▸ **What you are asked to do**
Go through the data below. Pull out every line that has the word "name".

▸ **Rows**
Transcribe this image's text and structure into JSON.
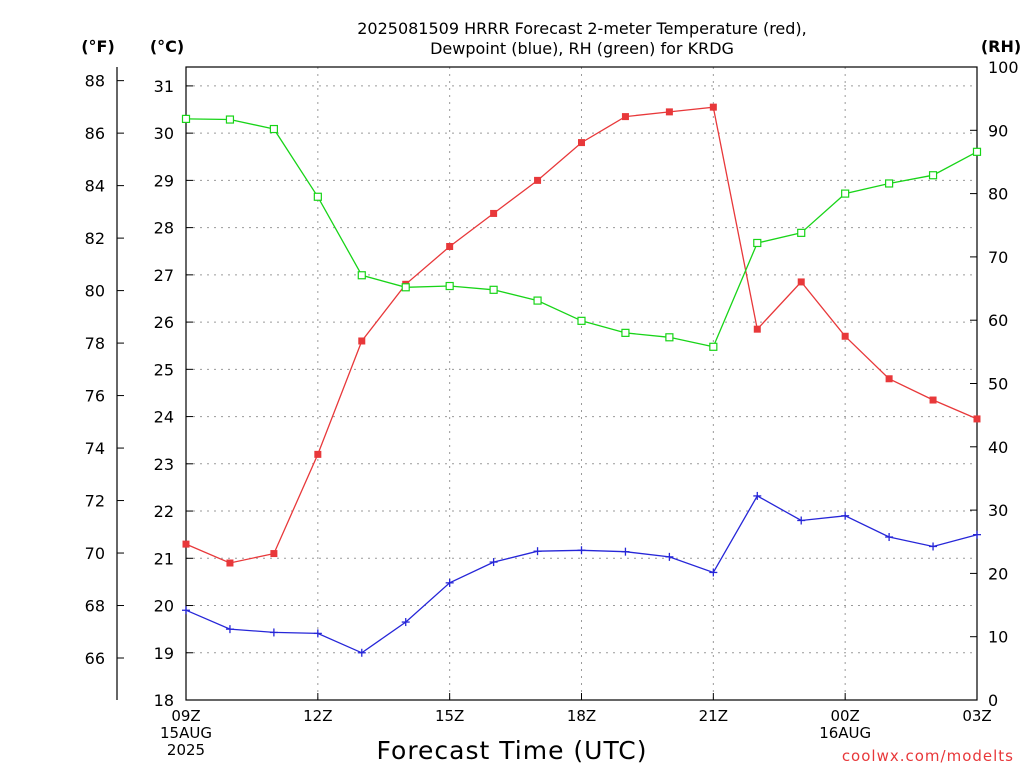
{
  "chart_data": {
    "type": "line",
    "title": [
      "2025081509 HRRR Forecast 2-meter Temperature (red),",
      "Dewpoint (blue), RH (green) for KRDG"
    ],
    "xlabel": "Forecast Time (UTC)",
    "units": {
      "fahrenheit": "(°F)",
      "celsius": "(°C)",
      "rh": "(RH)"
    },
    "credit": "coolwx.com/modelts",
    "colors": {
      "temperature": "#e8383a",
      "dewpoint": "#2626d8",
      "rh": "#18d418"
    },
    "grid": true,
    "x_hours": [
      0,
      1,
      2,
      3,
      4,
      5,
      6,
      7,
      8,
      9,
      10,
      11,
      12,
      13,
      14,
      15,
      16,
      17,
      18
    ],
    "x_ticks": [
      {
        "hour": 0,
        "lines": [
          "09Z",
          "15AUG",
          "2025"
        ]
      },
      {
        "hour": 3,
        "lines": [
          "12Z"
        ]
      },
      {
        "hour": 6,
        "lines": [
          "15Z"
        ]
      },
      {
        "hour": 9,
        "lines": [
          "18Z"
        ]
      },
      {
        "hour": 12,
        "lines": [
          "21Z"
        ]
      },
      {
        "hour": 15,
        "lines": [
          "00Z",
          "16AUG"
        ]
      },
      {
        "hour": 18,
        "lines": [
          "03Z"
        ]
      }
    ],
    "y_celsius": {
      "range": [
        18,
        31.4
      ],
      "ticks": [
        18,
        19,
        20,
        21,
        22,
        23,
        24,
        25,
        26,
        27,
        28,
        29,
        30,
        31
      ]
    },
    "y_fahrenheit": {
      "ticks": [
        66,
        68,
        70,
        72,
        74,
        76,
        78,
        80,
        82,
        84,
        86,
        88
      ]
    },
    "y_rh": {
      "range": [
        0,
        100
      ],
      "ticks": [
        0,
        10,
        20,
        30,
        40,
        50,
        60,
        70,
        80,
        90,
        100
      ]
    },
    "series": [
      {
        "key": "temperature",
        "axis": "celsius",
        "marker": "filled-square",
        "values": [
          21.3,
          20.9,
          21.1,
          23.2,
          25.6,
          26.8,
          27.6,
          28.3,
          29.0,
          29.8,
          30.35,
          30.45,
          30.55,
          25.85,
          26.85,
          25.7,
          24.8,
          24.35,
          23.95
        ]
      },
      {
        "key": "dewpoint",
        "axis": "celsius",
        "marker": "plus",
        "values": [
          19.9,
          19.5,
          19.43,
          19.41,
          19.0,
          19.65,
          20.48,
          20.92,
          21.15,
          21.17,
          21.14,
          21.03,
          20.7,
          22.32,
          21.8,
          21.9,
          21.45,
          21.25,
          21.5
        ]
      },
      {
        "key": "rh",
        "axis": "rh",
        "marker": "open-square",
        "values": [
          91.8,
          91.7,
          90.2,
          79.5,
          67.1,
          65.2,
          65.4,
          64.8,
          63.1,
          59.9,
          58.0,
          57.3,
          55.8,
          72.2,
          73.8,
          80.0,
          81.6,
          82.9,
          86.6
        ]
      }
    ]
  }
}
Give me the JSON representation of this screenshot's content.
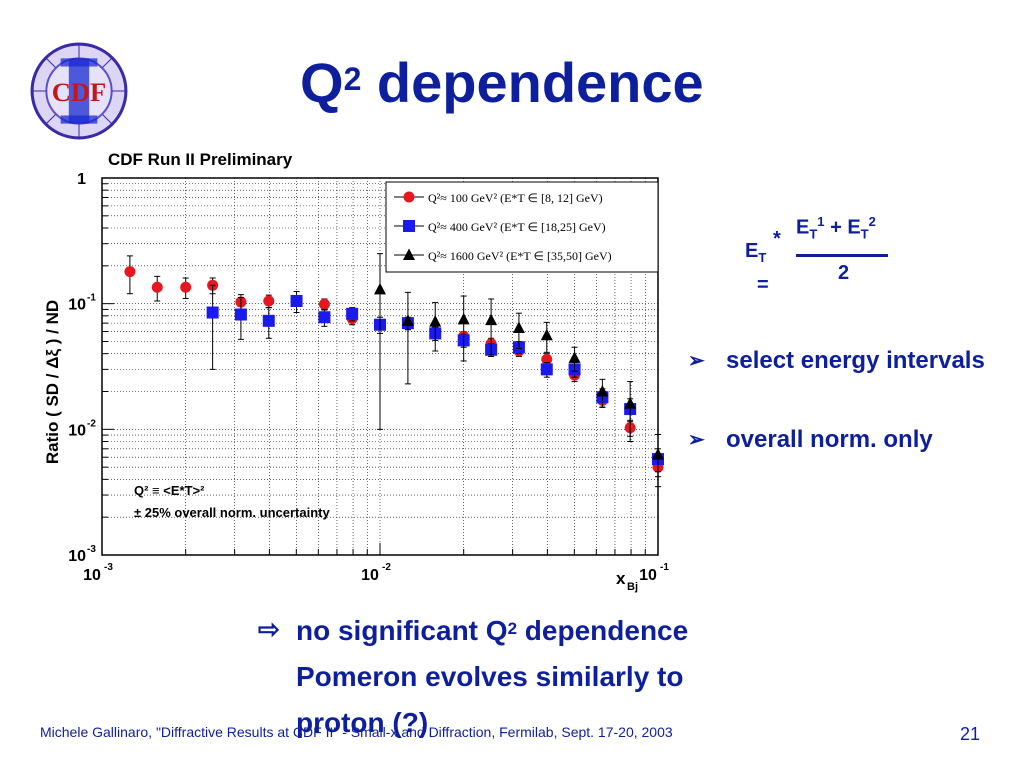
{
  "slide": {
    "title_base": "Q",
    "title_sup": "2",
    "title_rest": " dependence",
    "logo_text": "CDF",
    "formula": {
      "lhs": "E",
      "lhs_sub": "T",
      "star": "*",
      "eq": "=",
      "num_a": "E",
      "num_a_sub": "T",
      "num_a_sup": "1",
      "plus": " + ",
      "num_b": "E",
      "num_b_sub": "T",
      "num_b_sup": "2",
      "den": "2"
    },
    "bullets": [
      "select energy intervals",
      "overall norm. only"
    ],
    "bullet_arrow": "➢",
    "conclusion_arrow": "⇨",
    "conclusion": {
      "line1_a": "no significant Q",
      "line1_sup": "2",
      "line1_b": " dependence",
      "line2": "Pomeron evolves similarly to",
      "line3": "proton (?)"
    },
    "footer": "Michele Gallinaro, \"Diffractive Results at CDF II\" - Small-x and Diffraction, Fermilab, Sept. 17-20, 2003",
    "page_number": "21"
  },
  "colors": {
    "title_blue": "#0d1f9c",
    "series_red": "#e8161e",
    "series_blue": "#1a1aef",
    "series_black": "#000000"
  },
  "chart_data": {
    "type": "scatter",
    "title": "CDF Run II Preliminary",
    "ylabel": "Ratio ( SD / Δξ ) / ND",
    "xlabel_main": "x",
    "xlabel_sub": "Bj",
    "x_scale": "log",
    "y_scale": "log",
    "xlim": [
      0.001,
      0.1
    ],
    "ylim": [
      0.001,
      1
    ],
    "grid": true,
    "legend_placement": "top-right",
    "x_ticks": [
      {
        "value": 0.001,
        "base": "10",
        "exp": "-3"
      },
      {
        "value": 0.01,
        "base": "10",
        "exp": "-2"
      },
      {
        "value": 0.1,
        "base": "10",
        "exp": "-1"
      }
    ],
    "y_ticks": [
      {
        "value": 1,
        "label": "1",
        "exp": ""
      },
      {
        "value": 0.1,
        "label": "10",
        "exp": "-1"
      },
      {
        "value": 0.01,
        "label": "10",
        "exp": "-2"
      },
      {
        "value": 0.001,
        "label": "10",
        "exp": "-3"
      }
    ],
    "annotation_q2": "Q² ≡ <E*T>²",
    "annotation_norm": "± 25% overall norm. uncertainty",
    "series": [
      {
        "name": "Q²≈ 100 GeV² (E*T ∈ [8, 12] GeV)",
        "marker": "circle",
        "color": "#e8161e",
        "points": [
          {
            "x": 0.00126,
            "y": 0.18,
            "err": 0.06
          },
          {
            "x": 0.00158,
            "y": 0.135,
            "err": 0.03
          },
          {
            "x": 0.002,
            "y": 0.135,
            "err": 0.025
          },
          {
            "x": 0.0025,
            "y": 0.14,
            "err": 0.02
          },
          {
            "x": 0.00316,
            "y": 0.103,
            "err": 0.015
          },
          {
            "x": 0.00398,
            "y": 0.105,
            "err": 0.012
          },
          {
            "x": 0.00631,
            "y": 0.099,
            "err": 0.01
          },
          {
            "x": 0.00794,
            "y": 0.076,
            "err": 0.008
          },
          {
            "x": 0.0126,
            "y": 0.07,
            "err": 0.007
          },
          {
            "x": 0.0158,
            "y": 0.06,
            "err": 0.006
          },
          {
            "x": 0.02,
            "y": 0.055,
            "err": 0.005
          },
          {
            "x": 0.0251,
            "y": 0.048,
            "err": 0.005
          },
          {
            "x": 0.0316,
            "y": 0.042,
            "err": 0.004
          },
          {
            "x": 0.0398,
            "y": 0.036,
            "err": 0.004
          },
          {
            "x": 0.0501,
            "y": 0.027,
            "err": 0.003
          },
          {
            "x": 0.0631,
            "y": 0.017,
            "err": 0.002
          },
          {
            "x": 0.0794,
            "y": 0.0103,
            "err": 0.0015
          },
          {
            "x": 0.1,
            "y": 0.005,
            "err": 0.0008
          }
        ]
      },
      {
        "name": "Q²≈ 400 GeV² (E*T ∈ [18,25] GeV)",
        "marker": "square",
        "color": "#1a1aef",
        "points": [
          {
            "x": 0.0025,
            "y": 0.085,
            "err": 0.055
          },
          {
            "x": 0.00316,
            "y": 0.082,
            "err": 0.03
          },
          {
            "x": 0.00398,
            "y": 0.073,
            "err": 0.02
          },
          {
            "x": 0.00501,
            "y": 0.105,
            "err": 0.02
          },
          {
            "x": 0.00631,
            "y": 0.078,
            "err": 0.012
          },
          {
            "x": 0.00794,
            "y": 0.083,
            "err": 0.01
          },
          {
            "x": 0.01,
            "y": 0.068,
            "err": 0.01
          },
          {
            "x": 0.0126,
            "y": 0.07,
            "err": 0.008
          },
          {
            "x": 0.0158,
            "y": 0.058,
            "err": 0.007
          },
          {
            "x": 0.02,
            "y": 0.051,
            "err": 0.006
          },
          {
            "x": 0.0251,
            "y": 0.043,
            "err": 0.005
          },
          {
            "x": 0.0316,
            "y": 0.045,
            "err": 0.005
          },
          {
            "x": 0.0398,
            "y": 0.03,
            "err": 0.004
          },
          {
            "x": 0.0501,
            "y": 0.03,
            "err": 0.004
          },
          {
            "x": 0.0631,
            "y": 0.018,
            "err": 0.003
          },
          {
            "x": 0.0794,
            "y": 0.0145,
            "err": 0.003
          },
          {
            "x": 0.1,
            "y": 0.0058,
            "err": 0.0012
          }
        ]
      },
      {
        "name": "Q²≈ 1600 GeV² (E*T ∈ [35,50] GeV)",
        "marker": "triangle",
        "color": "#000000",
        "points": [
          {
            "x": 0.01,
            "y": 0.13,
            "err": 0.12
          },
          {
            "x": 0.0126,
            "y": 0.073,
            "err": 0.05
          },
          {
            "x": 0.0158,
            "y": 0.072,
            "err": 0.03
          },
          {
            "x": 0.02,
            "y": 0.075,
            "err": 0.04
          },
          {
            "x": 0.0251,
            "y": 0.074,
            "err": 0.035
          },
          {
            "x": 0.0316,
            "y": 0.064,
            "err": 0.02
          },
          {
            "x": 0.0398,
            "y": 0.056,
            "err": 0.015
          },
          {
            "x": 0.0501,
            "y": 0.037,
            "err": 0.008
          },
          {
            "x": 0.0631,
            "y": 0.02,
            "err": 0.005
          },
          {
            "x": 0.0794,
            "y": 0.016,
            "err": 0.008
          },
          {
            "x": 0.1,
            "y": 0.0063,
            "err": 0.0028
          }
        ]
      }
    ]
  }
}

▸ **Finished task**
        "name": "Q²≈ 100 GeV² (E*T ∈ [8, 12] GeV)",
        "name": "Q²≈ 400 GeV² (E*T ∈ [18,25] GeV)",
        "name": "Q²≈ 1600 GeV² (E*T ∈ [35,50] GeV)",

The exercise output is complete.